## Data entries
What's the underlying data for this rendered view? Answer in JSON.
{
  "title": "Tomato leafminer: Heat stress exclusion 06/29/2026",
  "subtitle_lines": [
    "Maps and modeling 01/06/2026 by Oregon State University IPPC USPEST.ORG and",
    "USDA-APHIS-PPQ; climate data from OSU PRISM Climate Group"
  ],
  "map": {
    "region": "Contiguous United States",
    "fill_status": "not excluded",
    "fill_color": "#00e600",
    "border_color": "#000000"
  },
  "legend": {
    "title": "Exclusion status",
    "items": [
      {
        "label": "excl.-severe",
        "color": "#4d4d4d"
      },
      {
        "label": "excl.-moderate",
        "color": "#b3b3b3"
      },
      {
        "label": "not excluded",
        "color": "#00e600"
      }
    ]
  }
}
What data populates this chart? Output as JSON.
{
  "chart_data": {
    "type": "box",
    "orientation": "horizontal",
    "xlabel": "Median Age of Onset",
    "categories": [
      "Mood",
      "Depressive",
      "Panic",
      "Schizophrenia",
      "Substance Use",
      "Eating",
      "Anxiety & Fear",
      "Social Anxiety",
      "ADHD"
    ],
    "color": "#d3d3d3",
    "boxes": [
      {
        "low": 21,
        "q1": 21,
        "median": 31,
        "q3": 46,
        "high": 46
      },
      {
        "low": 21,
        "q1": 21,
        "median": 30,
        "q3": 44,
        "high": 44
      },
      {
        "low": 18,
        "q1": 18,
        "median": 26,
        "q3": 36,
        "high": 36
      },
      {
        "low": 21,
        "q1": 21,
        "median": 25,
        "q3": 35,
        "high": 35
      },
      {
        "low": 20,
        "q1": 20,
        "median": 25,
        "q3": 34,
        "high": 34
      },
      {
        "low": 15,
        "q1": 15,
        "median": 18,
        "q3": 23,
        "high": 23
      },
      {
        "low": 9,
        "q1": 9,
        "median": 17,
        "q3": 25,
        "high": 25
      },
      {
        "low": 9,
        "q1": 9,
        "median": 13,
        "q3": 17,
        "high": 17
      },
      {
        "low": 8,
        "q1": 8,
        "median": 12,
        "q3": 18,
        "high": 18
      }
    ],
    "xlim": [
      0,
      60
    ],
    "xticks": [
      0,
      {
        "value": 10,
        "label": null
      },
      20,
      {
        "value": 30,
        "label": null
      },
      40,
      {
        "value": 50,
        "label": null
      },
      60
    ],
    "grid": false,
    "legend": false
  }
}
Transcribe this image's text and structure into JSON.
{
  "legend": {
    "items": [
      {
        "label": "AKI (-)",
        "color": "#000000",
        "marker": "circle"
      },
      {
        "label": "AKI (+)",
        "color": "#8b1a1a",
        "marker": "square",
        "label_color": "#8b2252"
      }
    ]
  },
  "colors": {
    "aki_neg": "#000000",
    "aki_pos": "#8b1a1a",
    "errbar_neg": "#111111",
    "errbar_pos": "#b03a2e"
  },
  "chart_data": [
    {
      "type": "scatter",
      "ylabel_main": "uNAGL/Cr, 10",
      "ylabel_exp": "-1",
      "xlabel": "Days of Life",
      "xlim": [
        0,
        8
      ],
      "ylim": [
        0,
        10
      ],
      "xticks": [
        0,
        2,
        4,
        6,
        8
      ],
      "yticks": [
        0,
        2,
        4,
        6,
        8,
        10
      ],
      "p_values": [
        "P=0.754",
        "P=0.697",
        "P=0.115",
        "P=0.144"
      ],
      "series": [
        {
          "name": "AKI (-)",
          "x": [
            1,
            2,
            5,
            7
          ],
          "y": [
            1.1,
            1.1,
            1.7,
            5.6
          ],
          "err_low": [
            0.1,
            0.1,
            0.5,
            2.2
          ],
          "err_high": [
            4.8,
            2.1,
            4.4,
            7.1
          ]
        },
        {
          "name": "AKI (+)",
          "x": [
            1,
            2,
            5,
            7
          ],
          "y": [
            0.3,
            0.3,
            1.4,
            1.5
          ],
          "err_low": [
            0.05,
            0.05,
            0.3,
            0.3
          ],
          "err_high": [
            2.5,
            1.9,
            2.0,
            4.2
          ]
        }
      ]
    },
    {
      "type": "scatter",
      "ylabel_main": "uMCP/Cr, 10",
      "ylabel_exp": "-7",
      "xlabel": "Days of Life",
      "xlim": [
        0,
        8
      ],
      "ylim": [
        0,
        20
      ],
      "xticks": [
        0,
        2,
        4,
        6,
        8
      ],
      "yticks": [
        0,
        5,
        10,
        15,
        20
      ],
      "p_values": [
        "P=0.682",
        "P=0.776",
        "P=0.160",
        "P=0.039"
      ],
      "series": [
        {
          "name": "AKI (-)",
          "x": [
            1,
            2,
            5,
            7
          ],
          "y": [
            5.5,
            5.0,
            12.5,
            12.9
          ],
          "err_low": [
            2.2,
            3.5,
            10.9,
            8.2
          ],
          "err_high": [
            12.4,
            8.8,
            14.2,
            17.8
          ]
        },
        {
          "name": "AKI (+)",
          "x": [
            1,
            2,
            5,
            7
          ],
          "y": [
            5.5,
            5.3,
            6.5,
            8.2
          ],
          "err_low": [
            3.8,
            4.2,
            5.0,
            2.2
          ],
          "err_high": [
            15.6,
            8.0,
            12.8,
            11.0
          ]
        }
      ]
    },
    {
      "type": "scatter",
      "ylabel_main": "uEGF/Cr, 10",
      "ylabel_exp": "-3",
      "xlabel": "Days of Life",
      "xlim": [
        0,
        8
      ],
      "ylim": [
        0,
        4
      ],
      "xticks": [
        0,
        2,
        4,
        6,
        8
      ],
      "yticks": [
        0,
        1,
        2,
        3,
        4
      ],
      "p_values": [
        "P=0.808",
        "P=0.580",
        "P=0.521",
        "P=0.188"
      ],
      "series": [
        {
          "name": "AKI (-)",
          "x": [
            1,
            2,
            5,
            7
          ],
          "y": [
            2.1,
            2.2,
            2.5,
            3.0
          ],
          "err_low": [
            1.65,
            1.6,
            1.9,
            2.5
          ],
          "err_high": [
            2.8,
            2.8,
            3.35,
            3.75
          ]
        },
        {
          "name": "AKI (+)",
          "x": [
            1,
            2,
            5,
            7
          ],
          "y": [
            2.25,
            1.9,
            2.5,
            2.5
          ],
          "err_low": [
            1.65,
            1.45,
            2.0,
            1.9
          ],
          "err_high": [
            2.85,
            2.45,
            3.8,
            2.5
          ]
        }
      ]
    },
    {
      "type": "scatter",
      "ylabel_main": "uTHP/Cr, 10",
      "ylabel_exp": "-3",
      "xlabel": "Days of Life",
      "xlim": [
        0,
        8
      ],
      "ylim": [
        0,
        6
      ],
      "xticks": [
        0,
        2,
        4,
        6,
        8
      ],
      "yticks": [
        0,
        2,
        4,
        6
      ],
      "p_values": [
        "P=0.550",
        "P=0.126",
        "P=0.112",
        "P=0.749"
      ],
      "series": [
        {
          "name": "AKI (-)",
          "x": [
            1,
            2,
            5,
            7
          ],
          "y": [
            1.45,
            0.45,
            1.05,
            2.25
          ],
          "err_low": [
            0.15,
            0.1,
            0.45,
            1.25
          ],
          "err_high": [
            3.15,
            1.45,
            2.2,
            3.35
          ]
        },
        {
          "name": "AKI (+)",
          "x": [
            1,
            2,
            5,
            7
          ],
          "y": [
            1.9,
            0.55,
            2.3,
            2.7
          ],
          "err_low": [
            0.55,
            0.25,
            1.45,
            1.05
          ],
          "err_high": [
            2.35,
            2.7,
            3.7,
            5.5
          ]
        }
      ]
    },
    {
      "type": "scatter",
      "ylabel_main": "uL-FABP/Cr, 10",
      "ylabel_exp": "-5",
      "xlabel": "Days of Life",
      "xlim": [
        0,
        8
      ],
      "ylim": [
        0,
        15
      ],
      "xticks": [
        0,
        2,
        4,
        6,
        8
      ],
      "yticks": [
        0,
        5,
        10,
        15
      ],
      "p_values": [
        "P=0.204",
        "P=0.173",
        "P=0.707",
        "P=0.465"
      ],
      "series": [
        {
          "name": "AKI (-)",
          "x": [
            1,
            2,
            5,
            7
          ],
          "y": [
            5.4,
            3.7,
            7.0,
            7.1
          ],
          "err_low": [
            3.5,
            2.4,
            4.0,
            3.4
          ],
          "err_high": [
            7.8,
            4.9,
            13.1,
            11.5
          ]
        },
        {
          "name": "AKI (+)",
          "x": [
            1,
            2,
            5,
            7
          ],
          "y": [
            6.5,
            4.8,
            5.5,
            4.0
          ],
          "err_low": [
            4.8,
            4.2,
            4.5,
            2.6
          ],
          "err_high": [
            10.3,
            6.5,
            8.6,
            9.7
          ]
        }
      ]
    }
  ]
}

## Work required
Count the lines that hold the string "JSON" and state that number alone.

## Task answer
3